* Requirement: Return the number of lines in which the word "page" appears; add nothing else.

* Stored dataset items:

□ □ □ □ □ □ □

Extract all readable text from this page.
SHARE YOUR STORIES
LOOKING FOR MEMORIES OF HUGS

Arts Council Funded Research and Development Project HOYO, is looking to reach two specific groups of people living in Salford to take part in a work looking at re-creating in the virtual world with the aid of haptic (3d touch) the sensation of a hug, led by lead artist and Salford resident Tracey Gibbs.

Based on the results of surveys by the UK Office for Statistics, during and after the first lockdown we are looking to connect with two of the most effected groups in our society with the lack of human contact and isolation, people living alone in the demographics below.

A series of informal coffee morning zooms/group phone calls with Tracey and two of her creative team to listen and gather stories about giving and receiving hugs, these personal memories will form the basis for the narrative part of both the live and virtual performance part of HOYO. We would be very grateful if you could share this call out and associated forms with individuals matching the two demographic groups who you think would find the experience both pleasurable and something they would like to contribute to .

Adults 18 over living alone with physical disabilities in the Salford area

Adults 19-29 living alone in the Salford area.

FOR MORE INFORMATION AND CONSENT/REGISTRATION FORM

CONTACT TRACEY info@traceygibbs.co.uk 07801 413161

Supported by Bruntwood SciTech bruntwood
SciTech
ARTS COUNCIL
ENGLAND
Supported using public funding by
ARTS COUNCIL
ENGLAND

□ □ □ □ □ □ □

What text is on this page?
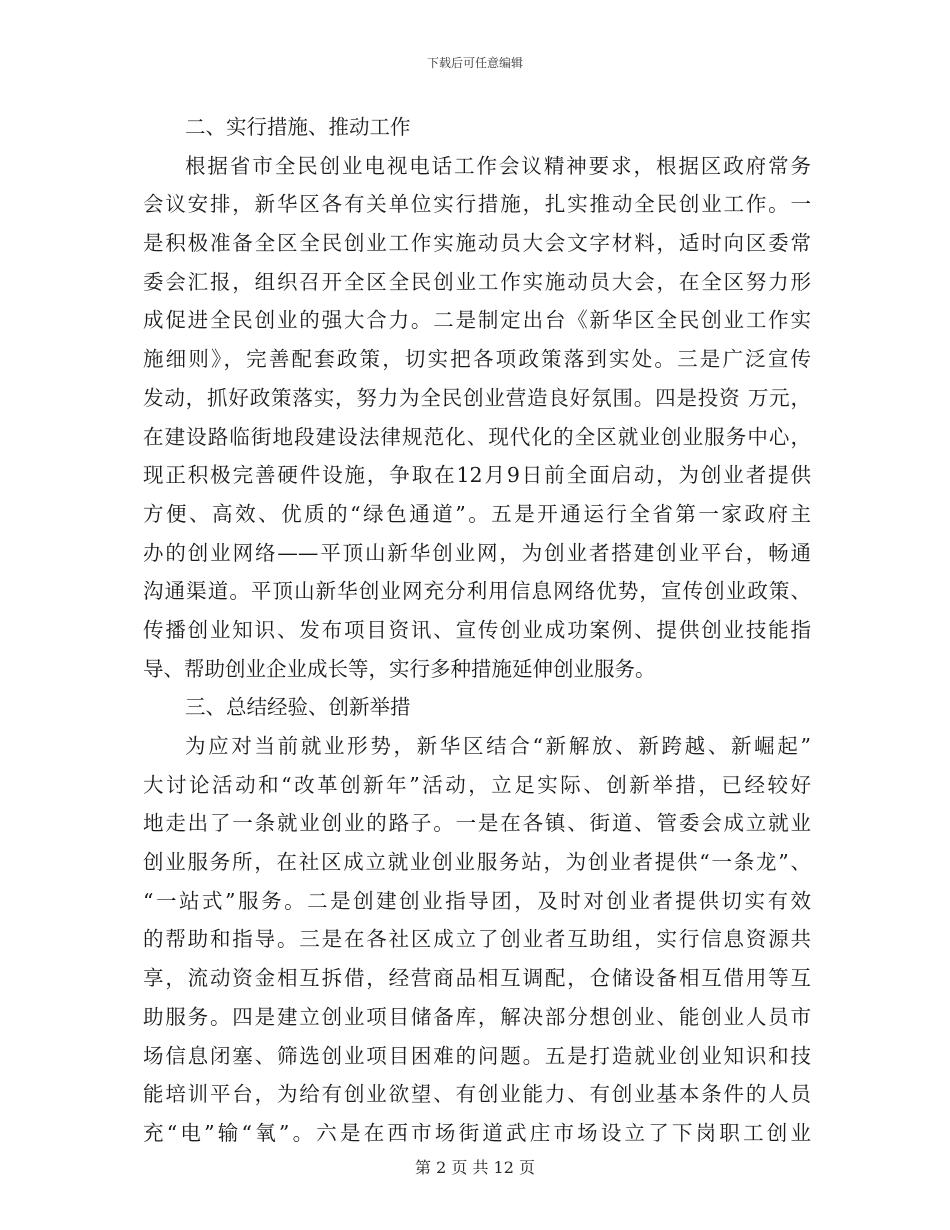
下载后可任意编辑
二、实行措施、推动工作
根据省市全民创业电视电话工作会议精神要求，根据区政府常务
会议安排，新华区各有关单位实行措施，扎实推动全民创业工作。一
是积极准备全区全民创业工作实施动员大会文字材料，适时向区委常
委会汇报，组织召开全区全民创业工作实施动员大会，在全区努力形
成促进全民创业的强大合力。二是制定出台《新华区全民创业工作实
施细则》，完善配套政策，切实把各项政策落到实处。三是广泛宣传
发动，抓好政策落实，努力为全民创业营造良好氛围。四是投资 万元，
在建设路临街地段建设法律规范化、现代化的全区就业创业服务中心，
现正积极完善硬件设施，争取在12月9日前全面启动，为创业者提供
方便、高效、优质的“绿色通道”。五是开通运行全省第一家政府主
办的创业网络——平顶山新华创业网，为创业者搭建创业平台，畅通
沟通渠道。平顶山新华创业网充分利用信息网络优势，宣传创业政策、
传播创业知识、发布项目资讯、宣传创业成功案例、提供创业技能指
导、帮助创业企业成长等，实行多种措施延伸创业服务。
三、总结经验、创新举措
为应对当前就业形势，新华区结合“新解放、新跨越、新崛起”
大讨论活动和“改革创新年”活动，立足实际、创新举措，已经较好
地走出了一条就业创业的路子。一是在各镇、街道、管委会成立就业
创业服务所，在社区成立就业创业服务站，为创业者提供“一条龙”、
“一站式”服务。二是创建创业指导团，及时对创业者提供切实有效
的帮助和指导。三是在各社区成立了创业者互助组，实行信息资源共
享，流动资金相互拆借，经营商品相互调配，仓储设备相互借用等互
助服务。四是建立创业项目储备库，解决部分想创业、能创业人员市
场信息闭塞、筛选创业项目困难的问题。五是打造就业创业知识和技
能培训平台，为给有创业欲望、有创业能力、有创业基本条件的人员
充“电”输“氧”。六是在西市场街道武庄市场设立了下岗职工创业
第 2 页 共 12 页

□ □ □ □ □ □ □

* In response: 2